Requirement: Each record that follows should be repeated exactly, minus any images.

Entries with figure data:
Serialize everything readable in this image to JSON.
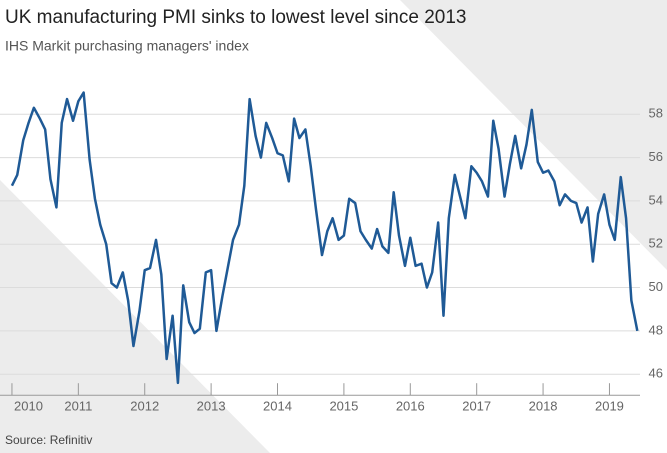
{
  "chart_data": {
    "type": "line",
    "title": "UK manufacturing PMI sinks to lowest level since 2013",
    "subtitle": "IHS Markit purchasing managers' index",
    "source": "Source: Refinitiv",
    "x": [
      2010.0,
      2010.08,
      2010.17,
      2010.25,
      2010.33,
      2010.42,
      2010.5,
      2010.58,
      2010.67,
      2010.75,
      2010.83,
      2010.92,
      2011.0,
      2011.08,
      2011.17,
      2011.25,
      2011.33,
      2011.42,
      2011.5,
      2011.58,
      2011.67,
      2011.75,
      2011.83,
      2011.92,
      2012.0,
      2012.08,
      2012.17,
      2012.25,
      2012.33,
      2012.42,
      2012.5,
      2012.58,
      2012.67,
      2012.75,
      2012.83,
      2012.92,
      2013.0,
      2013.08,
      2013.17,
      2013.25,
      2013.33,
      2013.42,
      2013.5,
      2013.58,
      2013.67,
      2013.75,
      2013.83,
      2013.92,
      2014.0,
      2014.08,
      2014.17,
      2014.25,
      2014.33,
      2014.42,
      2014.5,
      2014.58,
      2014.67,
      2014.75,
      2014.83,
      2014.92,
      2015.0,
      2015.08,
      2015.17,
      2015.25,
      2015.33,
      2015.42,
      2015.5,
      2015.58,
      2015.67,
      2015.75,
      2015.83,
      2015.92,
      2016.0,
      2016.08,
      2016.17,
      2016.25,
      2016.33,
      2016.42,
      2016.5,
      2016.58,
      2016.67,
      2016.75,
      2016.83,
      2016.92,
      2017.0,
      2017.08,
      2017.17,
      2017.25,
      2017.33,
      2017.42,
      2017.5,
      2017.58,
      2017.67,
      2017.75,
      2017.83,
      2017.92,
      2018.0,
      2018.08,
      2018.17,
      2018.25,
      2018.33,
      2018.42,
      2018.5,
      2018.58,
      2018.67,
      2018.75,
      2018.83,
      2018.92,
      2019.0,
      2019.08,
      2019.17,
      2019.25,
      2019.33,
      2019.42
    ],
    "series": [
      {
        "name": "PMI",
        "color": "#1f5a96",
        "values": [
          54.7,
          55.2,
          56.8,
          57.6,
          58.3,
          57.8,
          57.3,
          55.0,
          53.7,
          57.6,
          58.7,
          57.7,
          58.6,
          59.0,
          55.9,
          54.1,
          52.9,
          52.0,
          50.2,
          50.0,
          50.7,
          49.4,
          47.3,
          48.9,
          50.8,
          50.9,
          52.2,
          50.6,
          46.7,
          48.7,
          45.6,
          50.1,
          48.4,
          47.9,
          48.1,
          50.7,
          50.8,
          48.0,
          49.6,
          50.9,
          52.2,
          52.9,
          54.7,
          58.7,
          57.0,
          56.0,
          57.6,
          56.9,
          56.2,
          56.1,
          54.9,
          57.8,
          56.9,
          57.3,
          55.6,
          53.6,
          51.5,
          52.6,
          53.2,
          52.2,
          52.4,
          54.1,
          53.9,
          52.6,
          52.2,
          51.8,
          52.7,
          51.9,
          51.6,
          54.4,
          52.4,
          51.0,
          52.3,
          51.0,
          51.1,
          50.0,
          50.7,
          53.0,
          48.7,
          53.2,
          55.2,
          54.2,
          53.2,
          55.6,
          55.3,
          54.9,
          54.2,
          57.7,
          56.4,
          54.2,
          55.7,
          57.0,
          55.5,
          56.6,
          58.2,
          55.8,
          55.3,
          55.4,
          54.9,
          53.8,
          54.3,
          54.0,
          53.9,
          53.0,
          53.7,
          51.2,
          53.4,
          54.3,
          52.9,
          52.2,
          55.1,
          53.2,
          49.4,
          48.0
        ]
      }
    ],
    "xlim": [
      2009.82,
      2019.46
    ],
    "xticks": [
      2010,
      2011,
      2012,
      2013,
      2014,
      2015,
      2016,
      2017,
      2018,
      2019
    ],
    "ylim": [
      45.03,
      59.11
    ],
    "yticks": [
      46,
      48,
      50,
      52,
      54,
      56,
      58
    ],
    "grid": true
  }
}
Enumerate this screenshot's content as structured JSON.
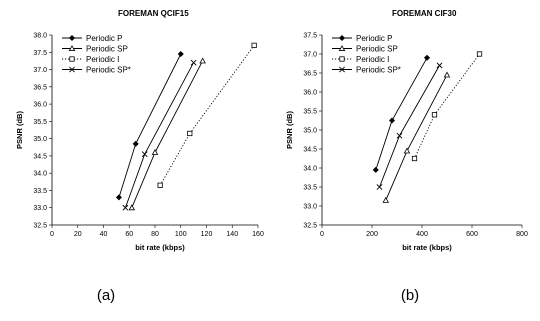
{
  "chart_data": [
    {
      "type": "line",
      "title": "FOREMAN QCIF15",
      "xlabel": "bit rate (kbps)",
      "ylabel": "PSNR (dB)",
      "xlim": [
        0,
        160
      ],
      "ylim": [
        32.5,
        38.0
      ],
      "xticks": [
        "0",
        "20",
        "40",
        "60",
        "80",
        "100",
        "120",
        "140",
        "160"
      ],
      "yticks": [
        "32.5",
        "33.0",
        "33.5",
        "34.0",
        "34.5",
        "35.0",
        "35.5",
        "36.0",
        "36.5",
        "37.0",
        "37.5",
        "38.0"
      ],
      "grid": false,
      "legend": "top-left",
      "panel_label": "(a)",
      "series": [
        {
          "name": "Periodic P",
          "marker": "diamond",
          "dash": "solid",
          "points": [
            [
              52,
              33.3
            ],
            [
              65,
              34.85
            ],
            [
              100,
              37.45
            ]
          ]
        },
        {
          "name": "Periodic SP",
          "marker": "triangle",
          "dash": "solid",
          "points": [
            [
              62,
              33.0
            ],
            [
              80,
              34.6
            ],
            [
              117,
              37.25
            ]
          ]
        },
        {
          "name": "Periodic I",
          "marker": "square",
          "dash": "dotted",
          "points": [
            [
              84,
              33.65
            ],
            [
              107,
              35.15
            ],
            [
              157,
              37.7
            ]
          ]
        },
        {
          "name": "Periodic SP*",
          "marker": "x",
          "dash": "solid",
          "points": [
            [
              57,
              33.0
            ],
            [
              72,
              34.55
            ],
            [
              110,
              37.2
            ]
          ]
        }
      ]
    },
    {
      "type": "line",
      "title": "FOREMAN CIF30",
      "xlabel": "bit rate (kbps)",
      "ylabel": "PSNR (dB)",
      "xlim": [
        0,
        800
      ],
      "ylim": [
        32.5,
        37.5
      ],
      "xticks": [
        "0",
        "200",
        "400",
        "600",
        "800"
      ],
      "yticks": [
        "32.5",
        "33.0",
        "33.5",
        "34.0",
        "34.5",
        "35.0",
        "35.5",
        "36.0",
        "36.5",
        "37.0",
        "37.5"
      ],
      "grid": false,
      "legend": "top-left",
      "panel_label": "(b)",
      "series": [
        {
          "name": "Periodic P",
          "marker": "diamond",
          "dash": "solid",
          "points": [
            [
              215,
              33.95
            ],
            [
              280,
              35.25
            ],
            [
              420,
              36.9
            ]
          ]
        },
        {
          "name": "Periodic SP",
          "marker": "triangle",
          "dash": "solid",
          "points": [
            [
              255,
              33.15
            ],
            [
              340,
              34.45
            ],
            [
              500,
              36.45
            ]
          ]
        },
        {
          "name": "Periodic I",
          "marker": "square",
          "dash": "dotted",
          "points": [
            [
              370,
              34.25
            ],
            [
              450,
              35.4
            ],
            [
              630,
              37.0
            ]
          ]
        },
        {
          "name": "Periodic SP*",
          "marker": "x",
          "dash": "solid",
          "points": [
            [
              230,
              33.5
            ],
            [
              310,
              34.85
            ],
            [
              470,
              36.7
            ]
          ]
        }
      ]
    }
  ]
}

Answer to the problem:
Serialize everything readable in this image to JSON.
{
  "chart_data": {
    "type": "line",
    "title": "UK manufacturing PMI sinks to lowest level since 2013",
    "subtitle": "IHS Markit purchasing managers' index",
    "source": "Source: Refinitiv",
    "x": [
      2010.0,
      2010.08,
      2010.17,
      2010.25,
      2010.33,
      2010.42,
      2010.5,
      2010.58,
      2010.67,
      2010.75,
      2010.83,
      2010.92,
      2011.0,
      2011.08,
      2011.17,
      2011.25,
      2011.33,
      2011.42,
      2011.5,
      2011.58,
      2011.67,
      2011.75,
      2011.83,
      2011.92,
      2012.0,
      2012.08,
      2012.17,
      2012.25,
      2012.33,
      2012.42,
      2012.5,
      2012.58,
      2012.67,
      2012.75,
      2012.83,
      2012.92,
      2013.0,
      2013.08,
      2013.17,
      2013.25,
      2013.33,
      2013.42,
      2013.5,
      2013.58,
      2013.67,
      2013.75,
      2013.83,
      2013.92,
      2014.0,
      2014.08,
      2014.17,
      2014.25,
      2014.33,
      2014.42,
      2014.5,
      2014.58,
      2014.67,
      2014.75,
      2014.83,
      2014.92,
      2015.0,
      2015.08,
      2015.17,
      2015.25,
      2015.33,
      2015.42,
      2015.5,
      2015.58,
      2015.67,
      2015.75,
      2015.83,
      2015.92,
      2016.0,
      2016.08,
      2016.17,
      2016.25,
      2016.33,
      2016.42,
      2016.5,
      2016.58,
      2016.67,
      2016.75,
      2016.83,
      2016.92,
      2017.0,
      2017.08,
      2017.17,
      2017.25,
      2017.33,
      2017.42,
      2017.5,
      2017.58,
      2017.67,
      2017.75,
      2017.83,
      2017.92,
      2018.0,
      2018.08,
      2018.17,
      2018.25,
      2018.33,
      2018.42,
      2018.5,
      2018.58,
      2018.67,
      2018.75,
      2018.83,
      2018.92,
      2019.0,
      2019.08,
      2019.17,
      2019.25,
      2019.33,
      2019.42
    ],
    "series": [
      {
        "name": "PMI",
        "color": "#1f5a96",
        "values": [
          54.7,
          55.2,
          56.8,
          57.6,
          58.3,
          57.8,
          57.3,
          55.0,
          53.7,
          57.6,
          58.7,
          57.7,
          58.6,
          59.0,
          55.9,
          54.1,
          52.9,
          52.0,
          50.2,
          50.0,
          50.7,
          49.4,
          47.3,
          48.9,
          50.8,
          50.9,
          52.2,
          50.6,
          46.7,
          48.7,
          45.6,
          50.1,
          48.4,
          47.9,
          48.1,
          50.7,
          50.8,
          48.0,
          49.6,
          50.9,
          52.2,
          52.9,
          54.7,
          58.7,
          57.0,
          56.0,
          57.6,
          56.9,
          56.2,
          56.1,
          54.9,
          57.8,
          56.9,
          57.3,
          55.6,
          53.6,
          51.5,
          52.6,
          53.2,
          52.2,
          52.4,
          54.1,
          53.9,
          52.6,
          52.2,
          51.8,
          52.7,
          51.9,
          51.6,
          54.4,
          52.4,
          51.0,
          52.3,
          51.0,
          51.1,
          50.0,
          50.7,
          53.0,
          48.7,
          53.2,
          55.2,
          54.2,
          53.2,
          55.6,
          55.3,
          54.9,
          54.2,
          57.7,
          56.4,
          54.2,
          55.7,
          57.0,
          55.5,
          56.6,
          58.2,
          55.8,
          55.3,
          55.4,
          54.9,
          53.8,
          54.3,
          54.0,
          53.9,
          53.0,
          53.7,
          51.2,
          53.4,
          54.3,
          52.9,
          52.2,
          55.1,
          53.2,
          49.4,
          48.0
        ]
      }
    ],
    "xlim": [
      2009.82,
      2019.46
    ],
    "xticks": [
      2010,
      2011,
      2012,
      2013,
      2014,
      2015,
      2016,
      2017,
      2018,
      2019
    ],
    "ylim": [
      45.03,
      59.11
    ],
    "yticks": [
      46,
      48,
      50,
      52,
      54,
      56,
      58
    ],
    "grid": true
  }
}
Enumerate this screenshot's content as structured JSON.
{
  "chart_data": [
    {
      "type": "line",
      "title": "FOREMAN QCIF15",
      "xlabel": "bit rate (kbps)",
      "ylabel": "PSNR (dB)",
      "xlim": [
        0,
        160
      ],
      "ylim": [
        32.5,
        38.0
      ],
      "xticks": [
        "0",
        "20",
        "40",
        "60",
        "80",
        "100",
        "120",
        "140",
        "160"
      ],
      "yticks": [
        "32.5",
        "33.0",
        "33.5",
        "34.0",
        "34.5",
        "35.0",
        "35.5",
        "36.0",
        "36.5",
        "37.0",
        "37.5",
        "38.0"
      ],
      "grid": false,
      "legend": "top-left",
      "panel_label": "(a)",
      "series": [
        {
          "name": "Periodic P",
          "marker": "diamond",
          "dash": "solid",
          "points": [
            [
              52,
              33.3
            ],
            [
              65,
              34.85
            ],
            [
              100,
              37.45
            ]
          ]
        },
        {
          "name": "Periodic SP",
          "marker": "triangle",
          "dash": "solid",
          "points": [
            [
              62,
              33.0
            ],
            [
              80,
              34.6
            ],
            [
              117,
              37.25
            ]
          ]
        },
        {
          "name": "Periodic I",
          "marker": "square",
          "dash": "dotted",
          "points": [
            [
              84,
              33.65
            ],
            [
              107,
              35.15
            ],
            [
              157,
              37.7
            ]
          ]
        },
        {
          "name": "Periodic SP*",
          "marker": "x",
          "dash": "solid",
          "points": [
            [
              57,
              33.0
            ],
            [
              72,
              34.55
            ],
            [
              110,
              37.2
            ]
          ]
        }
      ]
    },
    {
      "type": "line",
      "title": "FOREMAN CIF30",
      "xlabel": "bit rate (kbps)",
      "ylabel": "PSNR (dB)",
      "xlim": [
        0,
        800
      ],
      "ylim": [
        32.5,
        37.5
      ],
      "xticks": [
        "0",
        "200",
        "400",
        "600",
        "800"
      ],
      "yticks": [
        "32.5",
        "33.0",
        "33.5",
        "34.0",
        "34.5",
        "35.0",
        "35.5",
        "36.0",
        "36.5",
        "37.0",
        "37.5"
      ],
      "grid": false,
      "legend": "top-left",
      "panel_label": "(b)",
      "series": [
        {
          "name": "Periodic P",
          "marker": "diamond",
          "dash": "solid",
          "points": [
            [
              215,
              33.95
            ],
            [
              280,
              35.25
            ],
            [
              420,
              36.9
            ]
          ]
        },
        {
          "name": "Periodic SP",
          "marker": "triangle",
          "dash": "solid",
          "points": [
            [
              255,
              33.15
            ],
            [
              340,
              34.45
            ],
            [
              500,
              36.45
            ]
          ]
        },
        {
          "name": "Periodic I",
          "marker": "square",
          "dash": "dotted",
          "points": [
            [
              370,
              34.25
            ],
            [
              450,
              35.4
            ],
            [
              630,
              37.0
            ]
          ]
        },
        {
          "name": "Periodic SP*",
          "marker": "x",
          "dash": "solid",
          "points": [
            [
              230,
              33.5
            ],
            [
              310,
              34.85
            ],
            [
              470,
              36.7
            ]
          ]
        }
      ]
    }
  ]
}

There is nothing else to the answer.